- _Task_: Print, exactly and completely, every entry in the data.

---- Records for processing

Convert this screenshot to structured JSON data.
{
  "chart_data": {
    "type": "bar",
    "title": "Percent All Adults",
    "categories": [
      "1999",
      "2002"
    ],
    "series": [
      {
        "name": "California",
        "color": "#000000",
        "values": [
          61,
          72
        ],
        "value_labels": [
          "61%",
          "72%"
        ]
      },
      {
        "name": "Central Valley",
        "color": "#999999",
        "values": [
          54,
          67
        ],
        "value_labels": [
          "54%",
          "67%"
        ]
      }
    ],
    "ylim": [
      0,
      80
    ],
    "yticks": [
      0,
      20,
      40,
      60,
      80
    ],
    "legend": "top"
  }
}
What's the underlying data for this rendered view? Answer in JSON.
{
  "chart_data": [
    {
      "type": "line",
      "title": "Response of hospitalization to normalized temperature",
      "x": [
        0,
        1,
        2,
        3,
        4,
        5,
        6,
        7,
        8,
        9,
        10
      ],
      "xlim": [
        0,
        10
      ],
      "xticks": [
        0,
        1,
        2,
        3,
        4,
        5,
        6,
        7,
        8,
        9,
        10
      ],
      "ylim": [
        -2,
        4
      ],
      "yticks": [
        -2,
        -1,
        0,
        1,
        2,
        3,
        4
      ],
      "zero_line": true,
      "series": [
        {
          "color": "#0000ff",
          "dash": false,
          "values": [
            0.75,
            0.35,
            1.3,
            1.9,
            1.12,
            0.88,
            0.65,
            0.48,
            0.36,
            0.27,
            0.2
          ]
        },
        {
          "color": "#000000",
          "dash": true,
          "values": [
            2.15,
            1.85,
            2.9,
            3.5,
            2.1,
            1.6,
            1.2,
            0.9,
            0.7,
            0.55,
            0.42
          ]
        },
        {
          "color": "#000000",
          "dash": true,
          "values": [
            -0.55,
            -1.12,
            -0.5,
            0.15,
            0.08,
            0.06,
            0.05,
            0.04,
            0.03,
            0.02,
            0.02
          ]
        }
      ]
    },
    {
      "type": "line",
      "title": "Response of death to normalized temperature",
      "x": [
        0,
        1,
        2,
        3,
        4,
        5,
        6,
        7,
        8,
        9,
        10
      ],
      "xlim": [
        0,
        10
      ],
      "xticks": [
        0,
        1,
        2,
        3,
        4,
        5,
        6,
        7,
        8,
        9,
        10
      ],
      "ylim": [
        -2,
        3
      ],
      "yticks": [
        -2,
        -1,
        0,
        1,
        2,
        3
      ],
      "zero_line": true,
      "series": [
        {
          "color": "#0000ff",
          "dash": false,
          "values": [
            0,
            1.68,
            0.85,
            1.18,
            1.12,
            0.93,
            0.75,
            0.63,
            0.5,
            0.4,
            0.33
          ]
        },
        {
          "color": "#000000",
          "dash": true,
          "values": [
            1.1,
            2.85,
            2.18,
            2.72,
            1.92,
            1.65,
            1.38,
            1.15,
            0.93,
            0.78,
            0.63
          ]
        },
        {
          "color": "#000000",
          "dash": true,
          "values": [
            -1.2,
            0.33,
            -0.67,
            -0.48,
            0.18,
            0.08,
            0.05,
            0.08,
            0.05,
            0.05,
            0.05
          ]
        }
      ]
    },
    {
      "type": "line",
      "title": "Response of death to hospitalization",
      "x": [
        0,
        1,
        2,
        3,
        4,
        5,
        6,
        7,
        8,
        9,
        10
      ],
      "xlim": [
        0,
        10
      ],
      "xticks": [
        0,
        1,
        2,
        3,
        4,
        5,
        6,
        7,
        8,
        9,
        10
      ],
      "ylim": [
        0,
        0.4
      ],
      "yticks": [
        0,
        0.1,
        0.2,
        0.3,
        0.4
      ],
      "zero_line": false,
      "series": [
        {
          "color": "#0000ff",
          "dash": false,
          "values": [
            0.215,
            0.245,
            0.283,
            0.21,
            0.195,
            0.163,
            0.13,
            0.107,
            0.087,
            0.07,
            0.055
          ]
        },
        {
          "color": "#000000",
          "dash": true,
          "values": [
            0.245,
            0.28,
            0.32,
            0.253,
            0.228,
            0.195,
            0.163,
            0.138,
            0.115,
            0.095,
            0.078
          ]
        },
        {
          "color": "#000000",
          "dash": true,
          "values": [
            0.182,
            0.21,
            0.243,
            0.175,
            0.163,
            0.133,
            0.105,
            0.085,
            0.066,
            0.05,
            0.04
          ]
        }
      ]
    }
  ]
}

--------

- _Complete response_:
Convert this screenshot to structured JSON data.
{
  "chart_data": {
    "type": "bar",
    "title": "Percent All Adults",
    "categories": [
      "1999",
      "2002"
    ],
    "series": [
      {
        "name": "California",
        "color": "#000000",
        "values": [
          61,
          72
        ],
        "value_labels": [
          "61%",
          "72%"
        ]
      },
      {
        "name": "Central Valley",
        "color": "#999999",
        "values": [
          54,
          67
        ],
        "value_labels": [
          "54%",
          "67%"
        ]
      }
    ],
    "ylim": [
      0,
      80
    ],
    "yticks": [
      0,
      20,
      40,
      60,
      80
    ],
    "legend": "top"
  }
}
What's the underlying data for this rendered view? Answer in JSON.
{
  "chart_data": [
    {
      "type": "line",
      "title": "Response of hospitalization to normalized temperature",
      "x": [
        0,
        1,
        2,
        3,
        4,
        5,
        6,
        7,
        8,
        9,
        10
      ],
      "xlim": [
        0,
        10
      ],
      "xticks": [
        0,
        1,
        2,
        3,
        4,
        5,
        6,
        7,
        8,
        9,
        10
      ],
      "ylim": [
        -2,
        4
      ],
      "yticks": [
        -2,
        -1,
        0,
        1,
        2,
        3,
        4
      ],
      "zero_line": true,
      "series": [
        {
          "color": "#0000ff",
          "dash": false,
          "values": [
            0.75,
            0.35,
            1.3,
            1.9,
            1.12,
            0.88,
            0.65,
            0.48,
            0.36,
            0.27,
            0.2
          ]
        },
        {
          "color": "#000000",
          "dash": true,
          "values": [
            2.15,
            1.85,
            2.9,
            3.5,
            2.1,
            1.6,
            1.2,
            0.9,
            0.7,
            0.55,
            0.42
          ]
        },
        {
          "color": "#000000",
          "dash": true,
          "values": [
            -0.55,
            -1.12,
            -0.5,
            0.15,
            0.08,
            0.06,
            0.05,
            0.04,
            0.03,
            0.02,
            0.02
          ]
        }
      ]
    },
    {
      "type": "line",
      "title": "Response of death to normalized temperature",
      "x": [
        0,
        1,
        2,
        3,
        4,
        5,
        6,
        7,
        8,
        9,
        10
      ],
      "xlim": [
        0,
        10
      ],
      "xticks": [
        0,
        1,
        2,
        3,
        4,
        5,
        6,
        7,
        8,
        9,
        10
      ],
      "ylim": [
        -2,
        3
      ],
      "yticks": [
        -2,
        -1,
        0,
        1,
        2,
        3
      ],
      "zero_line": true,
      "series": [
        {
          "color": "#0000ff",
          "dash": false,
          "values": [
            0,
            1.68,
            0.85,
            1.18,
            1.12,
            0.93,
            0.75,
            0.63,
            0.5,
            0.4,
            0.33
          ]
        },
        {
          "color": "#000000",
          "dash": true,
          "values": [
            1.1,
            2.85,
            2.18,
            2.72,
            1.92,
            1.65,
            1.38,
            1.15,
            0.93,
            0.78,
            0.63
          ]
        },
        {
          "color": "#000000",
          "dash": true,
          "values": [
            -1.2,
            0.33,
            -0.67,
            -0.48,
            0.18,
            0.08,
            0.05,
            0.08,
            0.05,
            0.05,
            0.05
          ]
        }
      ]
    },
    {
      "type": "line",
      "title": "Response of death to hospitalization",
      "x": [
        0,
        1,
        2,
        3,
        4,
        5,
        6,
        7,
        8,
        9,
        10
      ],
      "xlim": [
        0,
        10
      ],
      "xticks": [
        0,
        1,
        2,
        3,
        4,
        5,
        6,
        7,
        8,
        9,
        10
      ],
      "ylim": [
        0,
        0.4
      ],
      "yticks": [
        0,
        0.1,
        0.2,
        0.3,
        0.4
      ],
      "zero_line": false,
      "series": [
        {
          "color": "#0000ff",
          "dash": false,
          "values": [
            0.215,
            0.245,
            0.283,
            0.21,
            0.195,
            0.163,
            0.13,
            0.107,
            0.087,
            0.07,
            0.055
          ]
        },
        {
          "color": "#000000",
          "dash": true,
          "values": [
            0.245,
            0.28,
            0.32,
            0.253,
            0.228,
            0.195,
            0.163,
            0.138,
            0.115,
            0.095,
            0.078
          ]
        },
        {
          "color": "#000000",
          "dash": true,
          "values": [
            0.182,
            0.21,
            0.243,
            0.175,
            0.163,
            0.133,
            0.105,
            0.085,
            0.066,
            0.05,
            0.04
          ]
        }
      ]
    }
  ]
}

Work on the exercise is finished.